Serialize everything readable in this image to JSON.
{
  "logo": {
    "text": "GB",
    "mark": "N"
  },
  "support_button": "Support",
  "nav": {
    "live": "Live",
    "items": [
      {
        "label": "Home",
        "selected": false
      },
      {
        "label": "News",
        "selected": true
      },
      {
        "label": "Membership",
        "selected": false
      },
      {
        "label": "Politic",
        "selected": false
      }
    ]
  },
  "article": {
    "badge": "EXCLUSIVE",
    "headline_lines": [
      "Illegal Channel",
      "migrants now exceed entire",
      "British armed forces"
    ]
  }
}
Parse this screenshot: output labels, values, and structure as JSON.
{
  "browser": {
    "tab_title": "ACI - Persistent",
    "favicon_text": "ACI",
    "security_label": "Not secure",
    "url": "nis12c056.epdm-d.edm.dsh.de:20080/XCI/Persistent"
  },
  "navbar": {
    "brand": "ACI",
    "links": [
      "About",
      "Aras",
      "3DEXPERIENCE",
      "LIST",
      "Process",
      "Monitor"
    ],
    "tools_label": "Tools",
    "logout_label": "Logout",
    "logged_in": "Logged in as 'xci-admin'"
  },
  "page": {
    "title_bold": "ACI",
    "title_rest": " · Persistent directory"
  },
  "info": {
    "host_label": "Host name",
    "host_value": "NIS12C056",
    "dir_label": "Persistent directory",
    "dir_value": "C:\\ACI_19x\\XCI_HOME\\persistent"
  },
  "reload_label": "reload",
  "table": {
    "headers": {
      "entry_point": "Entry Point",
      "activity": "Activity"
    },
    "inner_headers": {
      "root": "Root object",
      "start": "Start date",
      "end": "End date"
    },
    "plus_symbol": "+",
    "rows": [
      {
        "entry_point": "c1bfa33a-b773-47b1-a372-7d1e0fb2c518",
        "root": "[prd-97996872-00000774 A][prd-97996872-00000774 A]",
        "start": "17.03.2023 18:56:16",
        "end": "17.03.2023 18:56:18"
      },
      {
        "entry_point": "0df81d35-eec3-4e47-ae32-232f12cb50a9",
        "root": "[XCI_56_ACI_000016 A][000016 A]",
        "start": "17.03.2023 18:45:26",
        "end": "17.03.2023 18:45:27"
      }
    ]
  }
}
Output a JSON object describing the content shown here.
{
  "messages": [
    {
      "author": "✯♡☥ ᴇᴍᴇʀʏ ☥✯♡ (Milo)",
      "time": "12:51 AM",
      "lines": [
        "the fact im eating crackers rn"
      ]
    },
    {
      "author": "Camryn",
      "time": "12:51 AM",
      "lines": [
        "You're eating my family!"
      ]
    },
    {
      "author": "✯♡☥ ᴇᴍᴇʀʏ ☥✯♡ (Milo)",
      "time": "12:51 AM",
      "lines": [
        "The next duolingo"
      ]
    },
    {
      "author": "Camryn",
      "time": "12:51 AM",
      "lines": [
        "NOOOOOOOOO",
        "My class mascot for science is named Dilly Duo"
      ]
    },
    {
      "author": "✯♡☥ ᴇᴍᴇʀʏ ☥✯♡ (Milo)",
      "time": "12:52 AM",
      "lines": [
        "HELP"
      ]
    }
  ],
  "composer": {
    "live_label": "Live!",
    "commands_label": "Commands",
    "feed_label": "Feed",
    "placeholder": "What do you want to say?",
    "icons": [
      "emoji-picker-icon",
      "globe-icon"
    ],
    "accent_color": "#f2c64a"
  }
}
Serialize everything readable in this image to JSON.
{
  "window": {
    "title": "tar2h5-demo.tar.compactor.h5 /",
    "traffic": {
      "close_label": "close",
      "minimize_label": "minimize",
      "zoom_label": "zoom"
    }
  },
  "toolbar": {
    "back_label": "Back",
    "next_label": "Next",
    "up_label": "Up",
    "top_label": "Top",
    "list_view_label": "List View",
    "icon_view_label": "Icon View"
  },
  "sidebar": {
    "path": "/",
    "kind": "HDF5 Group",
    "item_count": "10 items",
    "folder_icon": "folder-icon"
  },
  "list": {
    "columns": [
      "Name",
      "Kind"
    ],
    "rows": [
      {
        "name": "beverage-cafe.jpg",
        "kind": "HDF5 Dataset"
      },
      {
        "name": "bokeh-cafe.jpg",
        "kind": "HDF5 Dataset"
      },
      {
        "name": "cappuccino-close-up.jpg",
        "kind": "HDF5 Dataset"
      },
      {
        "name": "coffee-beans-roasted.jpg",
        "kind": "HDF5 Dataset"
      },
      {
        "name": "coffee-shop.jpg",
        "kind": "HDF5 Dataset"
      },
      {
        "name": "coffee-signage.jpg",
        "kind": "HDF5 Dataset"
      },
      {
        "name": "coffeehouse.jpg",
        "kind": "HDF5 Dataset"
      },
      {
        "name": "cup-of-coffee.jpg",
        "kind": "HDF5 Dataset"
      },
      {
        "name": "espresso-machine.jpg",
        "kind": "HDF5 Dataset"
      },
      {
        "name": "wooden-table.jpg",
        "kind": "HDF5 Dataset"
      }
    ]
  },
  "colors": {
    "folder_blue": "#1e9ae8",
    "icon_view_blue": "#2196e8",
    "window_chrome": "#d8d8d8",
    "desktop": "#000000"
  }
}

[Stated problem]:
Quote all of the entries verbatim.

[Expected answer]:
Serialize everything readable in this image to JSON.
{
  "logo": {
    "text": "GB",
    "mark": "N"
  },
  "support_button": "Support",
  "nav": {
    "live": "Live",
    "items": [
      {
        "label": "Home",
        "selected": false
      },
      {
        "label": "News",
        "selected": true
      },
      {
        "label": "Membership",
        "selected": false
      },
      {
        "label": "Politic",
        "selected": false
      }
    ]
  },
  "article": {
    "badge": "EXCLUSIVE",
    "headline_lines": [
      "Illegal Channel",
      "migrants now exceed entire",
      "British armed forces"
    ]
  }
}
Parse this screenshot: output labels, values, and structure as JSON.
{
  "browser": {
    "tab_title": "ACI - Persistent",
    "favicon_text": "ACI",
    "security_label": "Not secure",
    "url": "nis12c056.epdm-d.edm.dsh.de:20080/XCI/Persistent"
  },
  "navbar": {
    "brand": "ACI",
    "links": [
      "About",
      "Aras",
      "3DEXPERIENCE",
      "LIST",
      "Process",
      "Monitor"
    ],
    "tools_label": "Tools",
    "logout_label": "Logout",
    "logged_in": "Logged in as 'xci-admin'"
  },
  "page": {
    "title_bold": "ACI",
    "title_rest": " · Persistent directory"
  },
  "info": {
    "host_label": "Host name",
    "host_value": "NIS12C056",
    "dir_label": "Persistent directory",
    "dir_value": "C:\\ACI_19x\\XCI_HOME\\persistent"
  },
  "reload_label": "reload",
  "table": {
    "headers": {
      "entry_point": "Entry Point",
      "activity": "Activity"
    },
    "inner_headers": {
      "root": "Root object",
      "start": "Start date",
      "end": "End date"
    },
    "plus_symbol": "+",
    "rows": [
      {
        "entry_point": "c1bfa33a-b773-47b1-a372-7d1e0fb2c518",
        "root": "[prd-97996872-00000774 A][prd-97996872-00000774 A]",
        "start": "17.03.2023 18:56:16",
        "end": "17.03.2023 18:56:18"
      },
      {
        "entry_point": "0df81d35-eec3-4e47-ae32-232f12cb50a9",
        "root": "[XCI_56_ACI_000016 A][000016 A]",
        "start": "17.03.2023 18:45:26",
        "end": "17.03.2023 18:45:27"
      }
    ]
  }
}
Output a JSON object describing the content shown here.
{
  "messages": [
    {
      "author": "✯♡☥ ᴇᴍᴇʀʏ ☥✯♡ (Milo)",
      "time": "12:51 AM",
      "lines": [
        "the fact im eating crackers rn"
      ]
    },
    {
      "author": "Camryn",
      "time": "12:51 AM",
      "lines": [
        "You're eating my family!"
      ]
    },
    {
      "author": "✯♡☥ ᴇᴍᴇʀʏ ☥✯♡ (Milo)",
      "time": "12:51 AM",
      "lines": [
        "The next duolingo"
      ]
    },
    {
      "author": "Camryn",
      "time": "12:51 AM",
      "lines": [
        "NOOOOOOOOO",
        "My class mascot for science is named Dilly Duo"
      ]
    },
    {
      "author": "✯♡☥ ᴇᴍᴇʀʏ ☥✯♡ (Milo)",
      "time": "12:52 AM",
      "lines": [
        "HELP"
      ]
    }
  ],
  "composer": {
    "live_label": "Live!",
    "commands_label": "Commands",
    "feed_label": "Feed",
    "placeholder": "What do you want to say?",
    "icons": [
      "emoji-picker-icon",
      "globe-icon"
    ],
    "accent_color": "#f2c64a"
  }
}
Serialize everything readable in this image to JSON.
{
  "window": {
    "title": "tar2h5-demo.tar.compactor.h5 /",
    "traffic": {
      "close_label": "close",
      "minimize_label": "minimize",
      "zoom_label": "zoom"
    }
  },
  "toolbar": {
    "back_label": "Back",
    "next_label": "Next",
    "up_label": "Up",
    "top_label": "Top",
    "list_view_label": "List View",
    "icon_view_label": "Icon View"
  },
  "sidebar": {
    "path": "/",
    "kind": "HDF5 Group",
    "item_count": "10 items",
    "folder_icon": "folder-icon"
  },
  "list": {
    "columns": [
      "Name",
      "Kind"
    ],
    "rows": [
      {
        "name": "beverage-cafe.jpg",
        "kind": "HDF5 Dataset"
      },
      {
        "name": "bokeh-cafe.jpg",
        "kind": "HDF5 Dataset"
      },
      {
        "name": "cappuccino-close-up.jpg",
        "kind": "HDF5 Dataset"
      },
      {
        "name": "coffee-beans-roasted.jpg",
        "kind": "HDF5 Dataset"
      },
      {
        "name": "coffee-shop.jpg",
        "kind": "HDF5 Dataset"
      },
      {
        "name": "coffee-signage.jpg",
        "kind": "HDF5 Dataset"
      },
      {
        "name": "coffeehouse.jpg",
        "kind": "HDF5 Dataset"
      },
      {
        "name": "cup-of-coffee.jpg",
        "kind": "HDF5 Dataset"
      },
      {
        "name": "espresso-machine.jpg",
        "kind": "HDF5 Dataset"
      },
      {
        "name": "wooden-table.jpg",
        "kind": "HDF5 Dataset"
      }
    ]
  },
  "colors": {
    "folder_blue": "#1e9ae8",
    "icon_view_blue": "#2196e8",
    "window_chrome": "#d8d8d8",
    "desktop": "#000000"
  }
}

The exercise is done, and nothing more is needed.